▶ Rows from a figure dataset
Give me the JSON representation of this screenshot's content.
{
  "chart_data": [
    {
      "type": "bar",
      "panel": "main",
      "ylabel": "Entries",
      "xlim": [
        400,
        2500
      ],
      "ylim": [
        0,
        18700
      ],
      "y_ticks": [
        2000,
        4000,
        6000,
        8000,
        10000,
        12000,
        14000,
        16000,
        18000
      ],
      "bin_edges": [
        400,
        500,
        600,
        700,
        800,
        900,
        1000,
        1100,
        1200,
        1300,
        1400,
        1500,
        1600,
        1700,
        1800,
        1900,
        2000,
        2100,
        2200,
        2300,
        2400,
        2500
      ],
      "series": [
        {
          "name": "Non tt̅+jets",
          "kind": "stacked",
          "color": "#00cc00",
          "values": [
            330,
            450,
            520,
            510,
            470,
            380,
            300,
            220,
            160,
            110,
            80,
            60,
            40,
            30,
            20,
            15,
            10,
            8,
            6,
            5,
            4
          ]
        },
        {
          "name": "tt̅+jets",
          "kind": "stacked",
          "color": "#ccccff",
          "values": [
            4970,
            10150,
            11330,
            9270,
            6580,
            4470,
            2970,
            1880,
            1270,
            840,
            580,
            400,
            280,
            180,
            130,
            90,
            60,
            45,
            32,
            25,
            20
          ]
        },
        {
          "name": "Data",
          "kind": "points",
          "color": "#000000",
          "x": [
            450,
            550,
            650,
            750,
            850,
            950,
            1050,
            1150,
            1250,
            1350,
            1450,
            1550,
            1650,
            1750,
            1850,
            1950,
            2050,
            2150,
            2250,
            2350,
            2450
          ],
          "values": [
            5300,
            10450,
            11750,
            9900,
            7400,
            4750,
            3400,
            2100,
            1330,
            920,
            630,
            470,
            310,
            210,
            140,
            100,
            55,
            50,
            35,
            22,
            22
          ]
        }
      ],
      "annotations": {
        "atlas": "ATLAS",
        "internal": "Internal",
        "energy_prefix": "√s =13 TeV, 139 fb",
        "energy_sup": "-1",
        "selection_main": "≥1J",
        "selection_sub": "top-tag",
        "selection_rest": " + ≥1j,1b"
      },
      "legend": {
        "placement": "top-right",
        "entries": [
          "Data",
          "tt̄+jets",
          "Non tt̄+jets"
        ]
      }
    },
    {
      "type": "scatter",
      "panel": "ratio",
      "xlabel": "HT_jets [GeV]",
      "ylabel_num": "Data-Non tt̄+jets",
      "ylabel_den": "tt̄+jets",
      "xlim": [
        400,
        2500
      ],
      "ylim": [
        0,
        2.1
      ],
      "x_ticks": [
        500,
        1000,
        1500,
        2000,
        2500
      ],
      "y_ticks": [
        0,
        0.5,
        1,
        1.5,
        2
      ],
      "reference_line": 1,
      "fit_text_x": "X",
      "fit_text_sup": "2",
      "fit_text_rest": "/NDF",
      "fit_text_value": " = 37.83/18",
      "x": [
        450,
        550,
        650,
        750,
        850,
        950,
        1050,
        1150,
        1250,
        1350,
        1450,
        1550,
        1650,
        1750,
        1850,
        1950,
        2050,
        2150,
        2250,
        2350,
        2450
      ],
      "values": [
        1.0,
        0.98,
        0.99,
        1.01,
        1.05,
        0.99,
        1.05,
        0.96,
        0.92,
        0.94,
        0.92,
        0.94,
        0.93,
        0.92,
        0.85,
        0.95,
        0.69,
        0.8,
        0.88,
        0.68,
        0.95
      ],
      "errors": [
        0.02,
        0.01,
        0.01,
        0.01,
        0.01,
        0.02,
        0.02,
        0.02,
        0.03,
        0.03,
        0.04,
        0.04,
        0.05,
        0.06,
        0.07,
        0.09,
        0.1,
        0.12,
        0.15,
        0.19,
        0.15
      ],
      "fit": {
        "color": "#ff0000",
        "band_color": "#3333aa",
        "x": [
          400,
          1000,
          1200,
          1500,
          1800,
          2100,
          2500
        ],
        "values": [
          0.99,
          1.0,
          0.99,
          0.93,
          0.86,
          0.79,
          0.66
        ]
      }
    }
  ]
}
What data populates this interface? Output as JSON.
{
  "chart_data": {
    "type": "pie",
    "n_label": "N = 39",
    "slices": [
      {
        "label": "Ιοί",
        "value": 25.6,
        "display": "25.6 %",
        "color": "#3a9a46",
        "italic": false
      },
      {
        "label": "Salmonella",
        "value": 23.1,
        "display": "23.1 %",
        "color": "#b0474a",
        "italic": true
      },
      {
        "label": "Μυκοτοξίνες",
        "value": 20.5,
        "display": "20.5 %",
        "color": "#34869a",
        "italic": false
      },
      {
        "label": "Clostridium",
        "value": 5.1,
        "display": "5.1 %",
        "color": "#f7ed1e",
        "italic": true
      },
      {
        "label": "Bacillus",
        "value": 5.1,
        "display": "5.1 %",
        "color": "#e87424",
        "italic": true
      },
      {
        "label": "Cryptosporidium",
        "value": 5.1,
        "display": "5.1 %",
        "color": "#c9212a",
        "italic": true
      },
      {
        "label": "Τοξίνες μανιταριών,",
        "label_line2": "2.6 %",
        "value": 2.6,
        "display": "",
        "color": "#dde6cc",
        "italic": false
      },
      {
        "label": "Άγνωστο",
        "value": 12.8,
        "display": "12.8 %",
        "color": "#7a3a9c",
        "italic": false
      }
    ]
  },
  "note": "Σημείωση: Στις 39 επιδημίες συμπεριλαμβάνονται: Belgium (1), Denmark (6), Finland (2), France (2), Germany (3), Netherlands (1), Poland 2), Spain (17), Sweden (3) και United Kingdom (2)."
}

▶ SHORT EXERCISE
In the records above, find the lines containing "JSON" and copy them.

▶ ANSWER TO THE TASK
Give me the JSON representation of this screenshot's content.
What data populates this interface? Output as JSON.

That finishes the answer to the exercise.